Go through the entries below and write each one out exactly.

START ENTRIES

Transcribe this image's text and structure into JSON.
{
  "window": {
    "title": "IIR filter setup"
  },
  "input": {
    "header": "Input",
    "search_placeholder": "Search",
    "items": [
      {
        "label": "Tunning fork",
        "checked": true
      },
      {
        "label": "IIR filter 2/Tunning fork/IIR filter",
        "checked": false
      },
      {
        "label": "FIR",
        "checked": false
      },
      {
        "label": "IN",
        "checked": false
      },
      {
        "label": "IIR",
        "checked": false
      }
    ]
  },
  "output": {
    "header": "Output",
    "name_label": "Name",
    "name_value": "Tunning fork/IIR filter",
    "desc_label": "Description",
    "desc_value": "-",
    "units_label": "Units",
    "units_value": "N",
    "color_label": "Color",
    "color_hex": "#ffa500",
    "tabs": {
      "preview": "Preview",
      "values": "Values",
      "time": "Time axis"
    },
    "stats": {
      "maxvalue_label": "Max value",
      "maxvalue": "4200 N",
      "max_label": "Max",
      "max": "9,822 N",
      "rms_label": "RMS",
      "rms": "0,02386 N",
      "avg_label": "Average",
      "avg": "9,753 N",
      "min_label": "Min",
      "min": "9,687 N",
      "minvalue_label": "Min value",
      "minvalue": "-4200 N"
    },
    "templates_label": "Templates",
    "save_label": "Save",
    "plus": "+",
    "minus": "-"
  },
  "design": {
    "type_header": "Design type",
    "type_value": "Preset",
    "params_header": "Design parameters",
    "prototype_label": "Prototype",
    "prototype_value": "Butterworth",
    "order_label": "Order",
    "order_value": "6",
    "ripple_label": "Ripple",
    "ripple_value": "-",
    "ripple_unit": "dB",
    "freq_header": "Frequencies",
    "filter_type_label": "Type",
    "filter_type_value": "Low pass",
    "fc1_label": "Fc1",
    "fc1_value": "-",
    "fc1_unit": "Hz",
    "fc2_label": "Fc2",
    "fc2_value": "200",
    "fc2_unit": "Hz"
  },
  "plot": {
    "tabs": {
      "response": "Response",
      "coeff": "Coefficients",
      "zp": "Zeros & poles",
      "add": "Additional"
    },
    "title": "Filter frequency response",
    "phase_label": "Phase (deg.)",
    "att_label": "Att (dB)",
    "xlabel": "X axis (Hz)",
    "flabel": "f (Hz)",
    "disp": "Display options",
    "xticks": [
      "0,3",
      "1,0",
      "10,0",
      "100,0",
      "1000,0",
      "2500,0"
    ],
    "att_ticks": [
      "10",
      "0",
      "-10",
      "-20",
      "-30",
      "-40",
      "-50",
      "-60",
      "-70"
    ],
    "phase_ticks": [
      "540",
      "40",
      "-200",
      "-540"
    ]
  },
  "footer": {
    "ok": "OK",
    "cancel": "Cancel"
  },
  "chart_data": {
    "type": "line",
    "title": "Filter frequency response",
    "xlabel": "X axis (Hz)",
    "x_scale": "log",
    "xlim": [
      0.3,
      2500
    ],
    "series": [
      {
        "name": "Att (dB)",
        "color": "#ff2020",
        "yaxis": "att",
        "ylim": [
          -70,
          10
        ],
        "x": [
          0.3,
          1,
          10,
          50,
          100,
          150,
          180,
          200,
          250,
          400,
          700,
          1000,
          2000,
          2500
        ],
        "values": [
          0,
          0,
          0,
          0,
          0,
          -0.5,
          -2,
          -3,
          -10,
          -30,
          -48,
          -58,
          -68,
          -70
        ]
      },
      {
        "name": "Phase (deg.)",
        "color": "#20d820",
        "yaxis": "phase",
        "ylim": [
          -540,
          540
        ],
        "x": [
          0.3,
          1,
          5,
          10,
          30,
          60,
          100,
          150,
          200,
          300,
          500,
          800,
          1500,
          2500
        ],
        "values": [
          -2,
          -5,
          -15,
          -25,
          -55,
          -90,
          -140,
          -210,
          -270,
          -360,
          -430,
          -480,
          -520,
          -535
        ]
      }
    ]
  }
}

END ENTRIES

RESULT OF THE EXERCISE →
Transcribe this image's text and structure into JSON.
{
  "window": {
    "title": "IIR filter setup"
  },
  "input": {
    "header": "Input",
    "search_placeholder": "Search",
    "items": [
      {
        "label": "Tunning fork",
        "checked": true
      },
      {
        "label": "IIR filter 2/Tunning fork/IIR filter",
        "checked": false
      },
      {
        "label": "FIR",
        "checked": false
      },
      {
        "label": "IN",
        "checked": false
      },
      {
        "label": "IIR",
        "checked": false
      }
    ]
  },
  "output": {
    "header": "Output",
    "name_label": "Name",
    "name_value": "Tunning fork/IIR filter",
    "desc_label": "Description",
    "desc_value": "-",
    "units_label": "Units",
    "units_value": "N",
    "color_label": "Color",
    "color_hex": "#ffa500",
    "tabs": {
      "preview": "Preview",
      "values": "Values",
      "time": "Time axis"
    },
    "stats": {
      "maxvalue_label": "Max value",
      "maxvalue": "4200 N",
      "max_label": "Max",
      "max": "9,822 N",
      "rms_label": "RMS",
      "rms": "0,02386 N",
      "avg_label": "Average",
      "avg": "9,753 N",
      "min_label": "Min",
      "min": "9,687 N",
      "minvalue_label": "Min value",
      "minvalue": "-4200 N"
    },
    "templates_label": "Templates",
    "save_label": "Save",
    "plus": "+",
    "minus": "-"
  },
  "design": {
    "type_header": "Design type",
    "type_value": "Preset",
    "params_header": "Design parameters",
    "prototype_label": "Prototype",
    "prototype_value": "Butterworth",
    "order_label": "Order",
    "order_value": "6",
    "ripple_label": "Ripple",
    "ripple_value": "-",
    "ripple_unit": "dB",
    "freq_header": "Frequencies",
    "filter_type_label": "Type",
    "filter_type_value": "Low pass",
    "fc1_label": "Fc1",
    "fc1_value": "-",
    "fc1_unit": "Hz",
    "fc2_label": "Fc2",
    "fc2_value": "200",
    "fc2_unit": "Hz"
  },
  "plot": {
    "tabs": {
      "response": "Response",
      "coeff": "Coefficients",
      "zp": "Zeros & poles",
      "add": "Additional"
    },
    "title": "Filter frequency response",
    "phase_label": "Phase (deg.)",
    "att_label": "Att (dB)",
    "xlabel": "X axis (Hz)",
    "flabel": "f (Hz)",
    "disp": "Display options",
    "xticks": [
      "0,3",
      "1,0",
      "10,0",
      "100,0",
      "1000,0",
      "2500,0"
    ],
    "att_ticks": [
      "10",
      "0",
      "-10",
      "-20",
      "-30",
      "-40",
      "-50",
      "-60",
      "-70"
    ],
    "phase_ticks": [
      "540",
      "40",
      "-200",
      "-540"
    ]
  },
  "footer": {
    "ok": "OK",
    "cancel": "Cancel"
  },
  "chart_data": {
    "type": "line",
    "title": "Filter frequency response",
    "xlabel": "X axis (Hz)",
    "x_scale": "log",
    "xlim": [
      0.3,
      2500
    ],
    "series": [
      {
        "name": "Att (dB)",
        "color": "#ff2020",
        "yaxis": "att",
        "ylim": [
          -70,
          10
        ],
        "x": [
          0.3,
          1,
          10,
          50,
          100,
          150,
          180,
          200,
          250,
          400,
          700,
          1000,
          2000,
          2500
        ],
        "values": [
          0,
          0,
          0,
          0,
          0,
          -0.5,
          -2,
          -3,
          -10,
          -30,
          -48,
          -58,
          -68,
          -70
        ]
      },
      {
        "name": "Phase (deg.)",
        "color": "#20d820",
        "yaxis": "phase",
        "ylim": [
          -540,
          540
        ],
        "x": [
          0.3,
          1,
          5,
          10,
          30,
          60,
          100,
          150,
          200,
          300,
          500,
          800,
          1500,
          2500
        ],
        "values": [
          -2,
          -5,
          -15,
          -25,
          -55,
          -90,
          -140,
          -210,
          -270,
          -360,
          -430,
          -480,
          -520,
          -535
        ]
      }
    ]
  }
}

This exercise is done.